Given problem: Your task is to print the material below exactly as presented.

Task material:
•••••

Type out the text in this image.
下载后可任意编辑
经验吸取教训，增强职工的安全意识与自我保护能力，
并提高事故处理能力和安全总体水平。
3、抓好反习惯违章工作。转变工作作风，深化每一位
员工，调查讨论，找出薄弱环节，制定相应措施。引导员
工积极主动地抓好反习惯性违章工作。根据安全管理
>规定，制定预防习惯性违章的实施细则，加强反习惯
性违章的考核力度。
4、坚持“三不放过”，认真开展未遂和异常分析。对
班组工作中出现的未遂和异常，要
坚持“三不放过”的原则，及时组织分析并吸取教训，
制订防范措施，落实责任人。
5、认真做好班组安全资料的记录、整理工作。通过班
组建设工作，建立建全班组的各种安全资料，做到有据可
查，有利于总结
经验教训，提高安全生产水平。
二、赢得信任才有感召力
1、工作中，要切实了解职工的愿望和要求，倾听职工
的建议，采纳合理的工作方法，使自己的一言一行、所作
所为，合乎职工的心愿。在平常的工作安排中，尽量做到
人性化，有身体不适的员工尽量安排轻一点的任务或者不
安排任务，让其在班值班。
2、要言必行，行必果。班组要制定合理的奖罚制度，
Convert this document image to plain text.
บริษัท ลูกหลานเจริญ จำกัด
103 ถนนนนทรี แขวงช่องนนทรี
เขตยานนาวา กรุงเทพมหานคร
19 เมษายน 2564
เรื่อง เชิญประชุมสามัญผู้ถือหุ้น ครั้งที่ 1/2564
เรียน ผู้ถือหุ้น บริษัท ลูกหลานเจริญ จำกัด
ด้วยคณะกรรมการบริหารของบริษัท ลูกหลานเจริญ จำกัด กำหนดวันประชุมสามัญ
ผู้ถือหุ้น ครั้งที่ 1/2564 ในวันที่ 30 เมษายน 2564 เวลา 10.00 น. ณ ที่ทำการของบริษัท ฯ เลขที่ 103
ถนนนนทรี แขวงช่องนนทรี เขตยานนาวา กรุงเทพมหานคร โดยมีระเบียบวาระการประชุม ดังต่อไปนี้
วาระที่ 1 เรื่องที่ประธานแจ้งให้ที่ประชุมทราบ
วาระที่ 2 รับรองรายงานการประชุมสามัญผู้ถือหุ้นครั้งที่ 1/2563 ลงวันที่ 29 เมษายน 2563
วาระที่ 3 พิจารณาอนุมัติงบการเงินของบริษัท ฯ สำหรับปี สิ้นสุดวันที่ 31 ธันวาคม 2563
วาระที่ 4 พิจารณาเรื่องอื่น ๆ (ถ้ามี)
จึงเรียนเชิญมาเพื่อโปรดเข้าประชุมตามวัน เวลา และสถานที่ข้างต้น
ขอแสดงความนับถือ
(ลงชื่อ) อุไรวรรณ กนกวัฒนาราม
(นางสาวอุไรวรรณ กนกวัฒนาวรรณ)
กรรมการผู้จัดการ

•••••

Result of the exercise:
Type out the text in this image.
下载后可任意编辑
经验吸取教训，增强职工的安全意识与自我保护能力，
并提高事故处理能力和安全总体水平。
3、抓好反习惯违章工作。转变工作作风，深化每一位
员工，调查讨论，找出薄弱环节，制定相应措施。引导员
工积极主动地抓好反习惯性违章工作。根据安全管理
>规定，制定预防习惯性违章的实施细则，加强反习惯
性违章的考核力度。
4、坚持“三不放过”，认真开展未遂和异常分析。对
班组工作中出现的未遂和异常，要
坚持“三不放过”的原则，及时组织分析并吸取教训，
制订防范措施，落实责任人。
5、认真做好班组安全资料的记录、整理工作。通过班
组建设工作，建立建全班组的各种安全资料，做到有据可
查，有利于总结
经验教训，提高安全生产水平。
二、赢得信任才有感召力
1、工作中，要切实了解职工的愿望和要求，倾听职工
的建议，采纳合理的工作方法，使自己的一言一行、所作
所为，合乎职工的心愿。在平常的工作安排中，尽量做到
人性化，有身体不适的员工尽量安排轻一点的任务或者不
安排任务，让其在班值班。
2、要言必行，行必果。班组要制定合理的奖罚制度，
Convert this document image to plain text.
บริษัท ลูกหลานเจริญ จำกัด
103 ถนนนนทรี แขวงช่องนนทรี
เขตยานนาวา กรุงเทพมหานคร
19 เมษายน 2564
เรื่อง เชิญประชุมสามัญผู้ถือหุ้น ครั้งที่ 1/2564
เรียน ผู้ถือหุ้น บริษัท ลูกหลานเจริญ จำกัด
ด้วยคณะกรรมการบริหารของบริษัท ลูกหลานเจริญ จำกัด กำหนดวันประชุมสามัญ
ผู้ถือหุ้น ครั้งที่ 1/2564 ในวันที่ 30 เมษายน 2564 เวลา 10.00 น. ณ ที่ทำการของบริษัท ฯ เลขที่ 103
ถนนนนทรี แขวงช่องนนทรี เขตยานนาวา กรุงเทพมหานคร โดยมีระเบียบวาระการประชุม ดังต่อไปนี้
วาระที่ 1 เรื่องที่ประธานแจ้งให้ที่ประชุมทราบ
วาระที่ 2 รับรองรายงานการประชุมสามัญผู้ถือหุ้นครั้งที่ 1/2563 ลงวันที่ 29 เมษายน 2563
วาระที่ 3 พิจารณาอนุมัติงบการเงินของบริษัท ฯ สำหรับปี สิ้นสุดวันที่ 31 ธันวาคม 2563
วาระที่ 4 พิจารณาเรื่องอื่น ๆ (ถ้ามี)
จึงเรียนเชิญมาเพื่อโปรดเข้าประชุมตามวัน เวลา และสถานที่ข้างต้น
ขอแสดงความนับถือ
(ลงชื่อ) อุไรวรรณ กนกวัฒนาราม
(นางสาวอุไรวรรณ กนกวัฒนาวรรณ)
กรรมการผู้จัดการ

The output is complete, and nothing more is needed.